**Aim of the task:**
Retype the lines starting at the one that contains "List each element" and ending at the one that contains "browser-tab-4-active[interactable]: E Nashville", both included, without changing anything.

**Source records:**
========================================================================

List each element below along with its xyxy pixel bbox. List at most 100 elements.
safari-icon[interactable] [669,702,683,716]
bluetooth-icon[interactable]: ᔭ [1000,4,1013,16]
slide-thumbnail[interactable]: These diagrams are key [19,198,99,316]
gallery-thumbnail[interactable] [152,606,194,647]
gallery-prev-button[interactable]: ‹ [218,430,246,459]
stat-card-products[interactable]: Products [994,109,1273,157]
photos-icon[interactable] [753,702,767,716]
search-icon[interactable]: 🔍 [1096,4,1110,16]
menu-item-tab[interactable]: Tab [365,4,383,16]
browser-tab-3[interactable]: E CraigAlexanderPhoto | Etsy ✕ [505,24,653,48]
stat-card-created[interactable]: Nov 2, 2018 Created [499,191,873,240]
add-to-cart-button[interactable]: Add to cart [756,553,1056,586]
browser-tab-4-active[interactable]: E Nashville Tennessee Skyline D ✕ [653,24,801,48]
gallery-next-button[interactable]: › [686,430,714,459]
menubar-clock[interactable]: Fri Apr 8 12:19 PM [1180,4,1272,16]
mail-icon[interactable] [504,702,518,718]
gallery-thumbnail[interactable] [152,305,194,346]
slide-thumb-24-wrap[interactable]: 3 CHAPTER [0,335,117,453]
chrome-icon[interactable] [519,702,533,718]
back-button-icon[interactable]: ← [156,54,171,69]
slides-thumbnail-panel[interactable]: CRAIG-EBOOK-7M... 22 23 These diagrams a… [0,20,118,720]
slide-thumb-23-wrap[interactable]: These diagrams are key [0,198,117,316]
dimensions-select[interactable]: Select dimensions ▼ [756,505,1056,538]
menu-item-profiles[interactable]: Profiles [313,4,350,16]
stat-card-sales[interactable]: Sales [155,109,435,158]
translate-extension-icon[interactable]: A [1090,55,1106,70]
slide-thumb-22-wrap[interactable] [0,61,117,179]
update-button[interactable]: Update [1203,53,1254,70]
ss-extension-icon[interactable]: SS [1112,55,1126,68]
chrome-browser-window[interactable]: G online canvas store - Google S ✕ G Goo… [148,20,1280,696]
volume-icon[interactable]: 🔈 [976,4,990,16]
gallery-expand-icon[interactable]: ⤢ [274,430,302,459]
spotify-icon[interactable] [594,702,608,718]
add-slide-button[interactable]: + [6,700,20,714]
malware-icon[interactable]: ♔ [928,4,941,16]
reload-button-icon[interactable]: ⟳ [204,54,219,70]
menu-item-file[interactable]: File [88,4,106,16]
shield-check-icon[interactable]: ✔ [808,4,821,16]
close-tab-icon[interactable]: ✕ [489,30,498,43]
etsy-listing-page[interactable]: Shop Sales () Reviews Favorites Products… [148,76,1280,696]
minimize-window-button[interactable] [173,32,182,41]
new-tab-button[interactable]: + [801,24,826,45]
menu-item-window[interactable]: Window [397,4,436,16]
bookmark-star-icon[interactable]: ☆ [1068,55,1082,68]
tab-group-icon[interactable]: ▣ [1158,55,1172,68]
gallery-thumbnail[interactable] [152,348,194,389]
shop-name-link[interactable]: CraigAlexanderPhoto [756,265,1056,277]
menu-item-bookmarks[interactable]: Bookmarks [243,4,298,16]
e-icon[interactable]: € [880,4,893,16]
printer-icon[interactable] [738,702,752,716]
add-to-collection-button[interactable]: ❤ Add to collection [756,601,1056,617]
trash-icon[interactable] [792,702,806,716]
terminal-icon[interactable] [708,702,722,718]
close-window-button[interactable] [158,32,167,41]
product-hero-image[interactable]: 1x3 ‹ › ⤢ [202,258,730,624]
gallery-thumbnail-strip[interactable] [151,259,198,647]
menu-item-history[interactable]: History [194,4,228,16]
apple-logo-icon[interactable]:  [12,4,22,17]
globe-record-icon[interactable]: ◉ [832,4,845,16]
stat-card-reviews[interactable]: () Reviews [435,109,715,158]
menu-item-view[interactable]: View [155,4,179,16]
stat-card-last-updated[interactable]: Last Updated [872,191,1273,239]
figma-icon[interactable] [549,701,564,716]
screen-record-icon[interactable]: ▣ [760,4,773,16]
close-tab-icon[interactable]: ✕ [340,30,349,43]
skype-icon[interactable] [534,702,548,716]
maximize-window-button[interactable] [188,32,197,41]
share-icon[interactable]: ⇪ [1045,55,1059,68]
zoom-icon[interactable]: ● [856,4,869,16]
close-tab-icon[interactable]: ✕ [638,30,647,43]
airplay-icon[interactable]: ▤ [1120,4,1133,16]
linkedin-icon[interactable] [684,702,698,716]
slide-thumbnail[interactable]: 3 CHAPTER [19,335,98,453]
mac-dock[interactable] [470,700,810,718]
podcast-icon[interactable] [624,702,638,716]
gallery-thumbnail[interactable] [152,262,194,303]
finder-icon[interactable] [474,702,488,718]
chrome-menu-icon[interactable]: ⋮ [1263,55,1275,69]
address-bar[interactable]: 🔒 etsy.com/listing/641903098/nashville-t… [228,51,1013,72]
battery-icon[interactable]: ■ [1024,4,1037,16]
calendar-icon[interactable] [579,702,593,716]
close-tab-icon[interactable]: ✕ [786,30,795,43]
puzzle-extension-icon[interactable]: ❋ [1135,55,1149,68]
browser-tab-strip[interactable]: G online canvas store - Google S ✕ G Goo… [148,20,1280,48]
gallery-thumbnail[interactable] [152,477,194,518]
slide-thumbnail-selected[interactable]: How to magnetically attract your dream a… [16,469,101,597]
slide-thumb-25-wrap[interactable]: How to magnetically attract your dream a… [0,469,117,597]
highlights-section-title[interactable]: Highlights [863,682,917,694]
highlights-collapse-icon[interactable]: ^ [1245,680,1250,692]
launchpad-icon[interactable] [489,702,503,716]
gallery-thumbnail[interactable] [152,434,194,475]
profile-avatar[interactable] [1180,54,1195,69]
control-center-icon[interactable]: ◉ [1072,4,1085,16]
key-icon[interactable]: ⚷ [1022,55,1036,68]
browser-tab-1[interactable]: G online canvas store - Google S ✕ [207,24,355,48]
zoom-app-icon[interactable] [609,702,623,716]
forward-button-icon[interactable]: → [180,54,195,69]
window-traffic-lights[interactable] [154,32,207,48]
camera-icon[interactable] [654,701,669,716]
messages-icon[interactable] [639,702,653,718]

========================================================================

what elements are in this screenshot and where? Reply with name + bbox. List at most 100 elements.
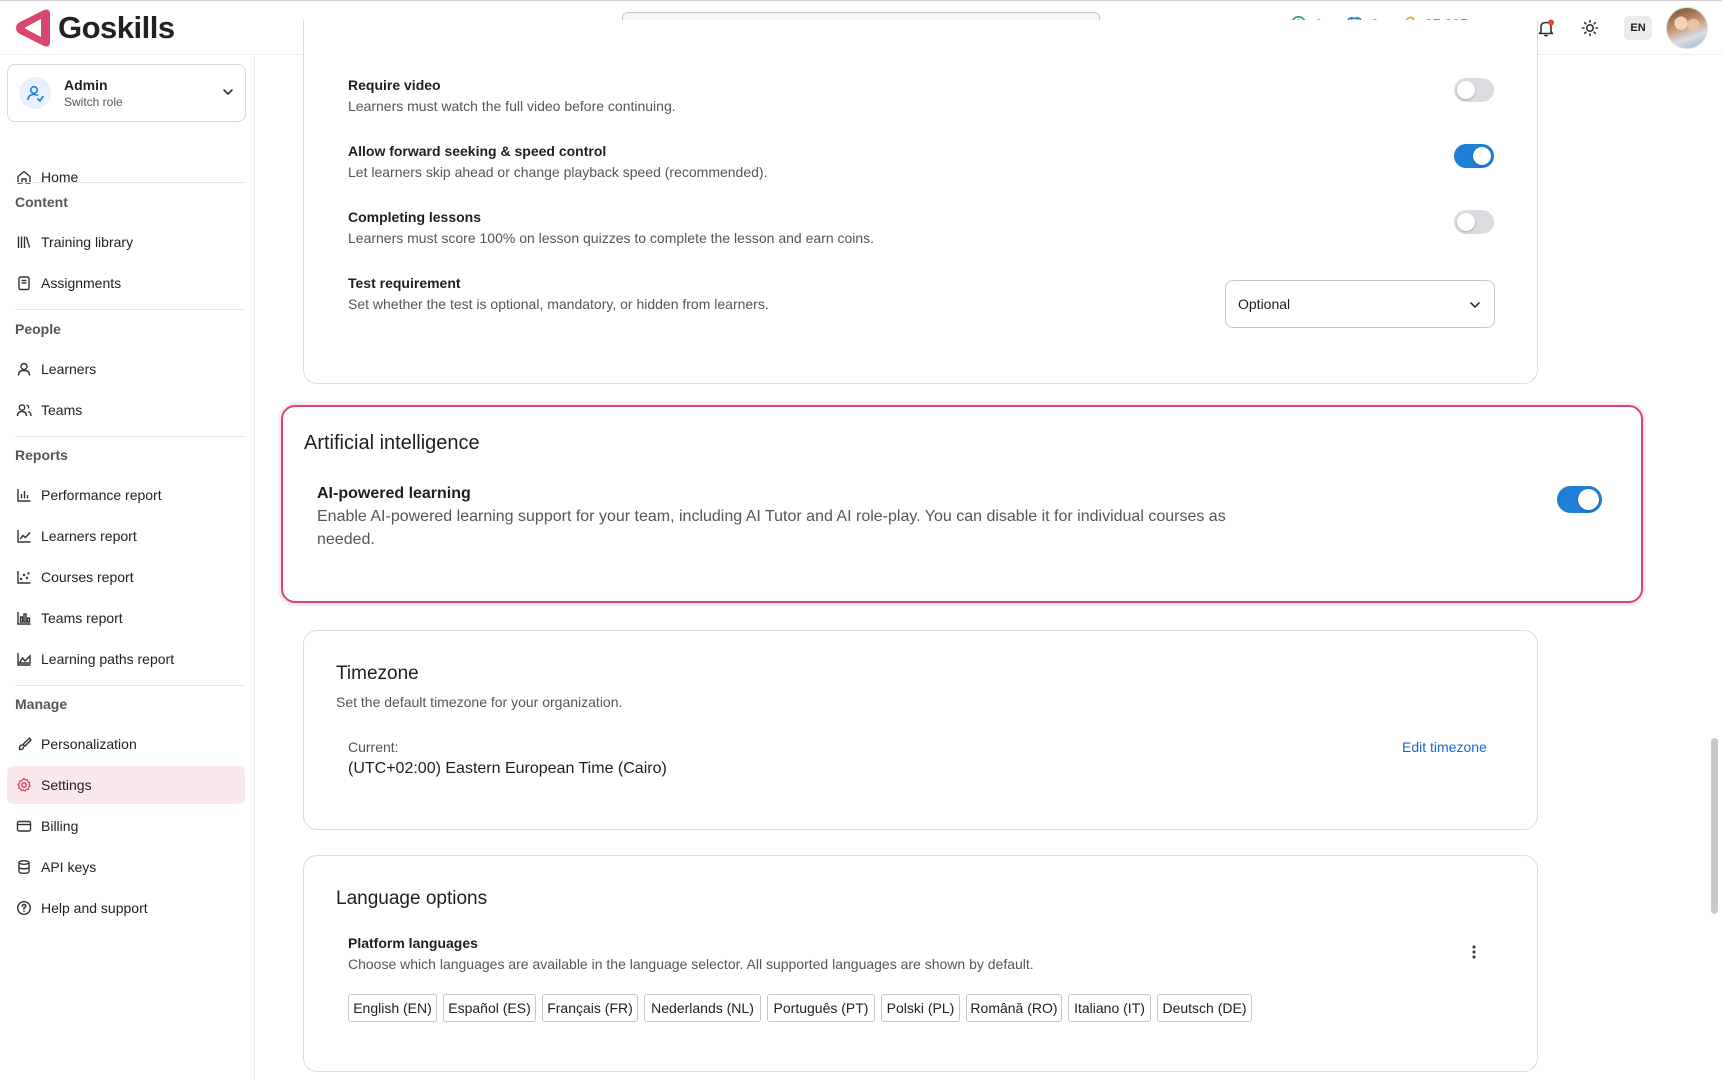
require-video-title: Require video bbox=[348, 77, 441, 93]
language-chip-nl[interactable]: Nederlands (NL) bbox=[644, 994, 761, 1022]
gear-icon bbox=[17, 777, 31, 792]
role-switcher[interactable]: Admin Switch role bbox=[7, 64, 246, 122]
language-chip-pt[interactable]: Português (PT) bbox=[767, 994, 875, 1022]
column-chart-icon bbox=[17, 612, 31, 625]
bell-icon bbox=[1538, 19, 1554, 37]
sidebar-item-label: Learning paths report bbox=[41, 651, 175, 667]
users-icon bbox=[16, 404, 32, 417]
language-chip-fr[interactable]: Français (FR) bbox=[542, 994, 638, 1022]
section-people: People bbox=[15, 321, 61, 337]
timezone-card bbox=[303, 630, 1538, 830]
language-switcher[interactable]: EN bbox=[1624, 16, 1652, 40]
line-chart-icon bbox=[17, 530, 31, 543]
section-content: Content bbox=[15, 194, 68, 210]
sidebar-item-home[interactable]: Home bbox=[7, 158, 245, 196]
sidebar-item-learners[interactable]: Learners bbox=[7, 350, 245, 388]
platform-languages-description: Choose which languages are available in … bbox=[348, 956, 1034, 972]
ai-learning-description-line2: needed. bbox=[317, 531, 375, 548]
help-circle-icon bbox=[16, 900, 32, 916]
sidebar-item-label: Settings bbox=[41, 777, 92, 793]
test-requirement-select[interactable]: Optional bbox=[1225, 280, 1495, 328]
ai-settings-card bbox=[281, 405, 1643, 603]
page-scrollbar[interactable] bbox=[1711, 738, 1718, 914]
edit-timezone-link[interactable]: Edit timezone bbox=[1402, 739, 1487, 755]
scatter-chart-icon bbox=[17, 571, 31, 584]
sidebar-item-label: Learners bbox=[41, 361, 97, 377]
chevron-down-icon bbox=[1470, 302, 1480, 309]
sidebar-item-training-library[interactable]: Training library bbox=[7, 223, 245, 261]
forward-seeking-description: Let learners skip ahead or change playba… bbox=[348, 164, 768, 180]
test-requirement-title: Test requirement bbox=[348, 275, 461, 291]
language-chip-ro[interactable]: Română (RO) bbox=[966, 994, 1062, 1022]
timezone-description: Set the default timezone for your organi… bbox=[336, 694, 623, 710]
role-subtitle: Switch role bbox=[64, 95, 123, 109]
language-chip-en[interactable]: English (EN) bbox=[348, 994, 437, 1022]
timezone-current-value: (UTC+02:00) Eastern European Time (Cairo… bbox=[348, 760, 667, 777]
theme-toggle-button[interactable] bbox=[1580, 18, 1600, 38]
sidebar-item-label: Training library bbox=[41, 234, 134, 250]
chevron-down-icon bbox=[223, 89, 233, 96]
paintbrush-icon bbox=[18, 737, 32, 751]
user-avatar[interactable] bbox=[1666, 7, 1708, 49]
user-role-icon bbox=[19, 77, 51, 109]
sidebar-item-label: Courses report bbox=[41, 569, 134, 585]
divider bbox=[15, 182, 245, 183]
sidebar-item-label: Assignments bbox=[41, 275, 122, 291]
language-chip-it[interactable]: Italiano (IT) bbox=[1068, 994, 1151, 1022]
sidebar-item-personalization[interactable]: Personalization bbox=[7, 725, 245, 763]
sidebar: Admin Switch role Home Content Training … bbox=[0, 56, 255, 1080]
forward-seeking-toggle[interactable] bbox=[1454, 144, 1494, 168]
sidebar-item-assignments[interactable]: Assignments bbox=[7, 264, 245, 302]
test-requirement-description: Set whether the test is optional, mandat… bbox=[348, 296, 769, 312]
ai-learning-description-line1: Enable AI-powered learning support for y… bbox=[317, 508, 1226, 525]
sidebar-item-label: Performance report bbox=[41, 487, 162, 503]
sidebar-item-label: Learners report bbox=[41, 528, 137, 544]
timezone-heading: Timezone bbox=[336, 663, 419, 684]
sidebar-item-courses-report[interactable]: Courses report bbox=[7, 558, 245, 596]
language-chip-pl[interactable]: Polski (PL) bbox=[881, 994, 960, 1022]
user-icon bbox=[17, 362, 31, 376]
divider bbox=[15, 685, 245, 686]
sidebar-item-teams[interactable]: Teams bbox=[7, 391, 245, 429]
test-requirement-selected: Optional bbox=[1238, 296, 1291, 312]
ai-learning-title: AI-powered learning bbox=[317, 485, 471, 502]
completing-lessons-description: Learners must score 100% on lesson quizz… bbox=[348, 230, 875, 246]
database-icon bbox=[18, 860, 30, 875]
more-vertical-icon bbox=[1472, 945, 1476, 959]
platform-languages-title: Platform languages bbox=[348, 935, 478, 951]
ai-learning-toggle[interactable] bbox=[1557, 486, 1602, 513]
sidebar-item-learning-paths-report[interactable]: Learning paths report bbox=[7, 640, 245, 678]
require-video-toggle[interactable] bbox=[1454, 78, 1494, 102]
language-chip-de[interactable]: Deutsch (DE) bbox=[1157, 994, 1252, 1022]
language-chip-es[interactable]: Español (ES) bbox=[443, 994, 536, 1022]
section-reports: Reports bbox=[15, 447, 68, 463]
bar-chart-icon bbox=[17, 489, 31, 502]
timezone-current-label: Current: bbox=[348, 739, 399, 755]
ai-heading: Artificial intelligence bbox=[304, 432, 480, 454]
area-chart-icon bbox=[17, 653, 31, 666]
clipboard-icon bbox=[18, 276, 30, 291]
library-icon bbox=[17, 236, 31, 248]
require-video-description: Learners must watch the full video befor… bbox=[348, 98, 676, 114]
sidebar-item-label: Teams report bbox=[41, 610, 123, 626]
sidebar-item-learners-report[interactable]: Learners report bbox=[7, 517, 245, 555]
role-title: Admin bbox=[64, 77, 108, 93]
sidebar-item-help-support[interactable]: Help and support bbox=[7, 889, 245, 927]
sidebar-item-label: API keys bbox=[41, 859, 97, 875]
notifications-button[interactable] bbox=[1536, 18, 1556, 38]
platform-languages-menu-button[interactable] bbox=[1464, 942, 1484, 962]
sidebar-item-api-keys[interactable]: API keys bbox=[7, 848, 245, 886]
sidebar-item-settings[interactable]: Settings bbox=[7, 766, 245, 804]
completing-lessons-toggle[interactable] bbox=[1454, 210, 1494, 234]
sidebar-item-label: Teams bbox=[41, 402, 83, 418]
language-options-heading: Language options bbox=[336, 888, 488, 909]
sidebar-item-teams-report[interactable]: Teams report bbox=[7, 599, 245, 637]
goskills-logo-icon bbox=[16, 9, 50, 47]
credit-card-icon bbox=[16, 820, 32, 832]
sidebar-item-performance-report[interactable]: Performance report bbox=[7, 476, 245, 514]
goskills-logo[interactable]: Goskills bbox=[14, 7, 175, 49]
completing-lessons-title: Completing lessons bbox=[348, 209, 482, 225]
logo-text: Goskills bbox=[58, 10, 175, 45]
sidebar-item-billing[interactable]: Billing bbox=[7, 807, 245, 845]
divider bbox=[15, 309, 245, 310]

========================================================================

**Expected output:**
List each element below along with its xyxy pixel bbox. List at most 100 elements.
safari-icon[interactable] [669,702,683,716]
bluetooth-icon[interactable]: ᔭ [1000,4,1013,16]
slide-thumbnail[interactable]: These diagrams are key [19,198,99,316]
gallery-thumbnail[interactable] [152,606,194,647]
gallery-prev-button[interactable]: ‹ [218,430,246,459]
stat-card-products[interactable]: Products [994,109,1273,157]
photos-icon[interactable] [753,702,767,716]
search-icon[interactable]: 🔍 [1096,4,1110,16]
menu-item-tab[interactable]: Tab [365,4,383,16]
browser-tab-3[interactable]: E CraigAlexanderPhoto | Etsy ✕ [505,24,653,48]
stat-card-created[interactable]: Nov 2, 2018 Created [499,191,873,240]
add-to-cart-button[interactable]: Add to cart [756,553,1056,586]
browser-tab-4-active[interactable]: E Nashville Tennessee Skyline D ✕ [653,24,801,48]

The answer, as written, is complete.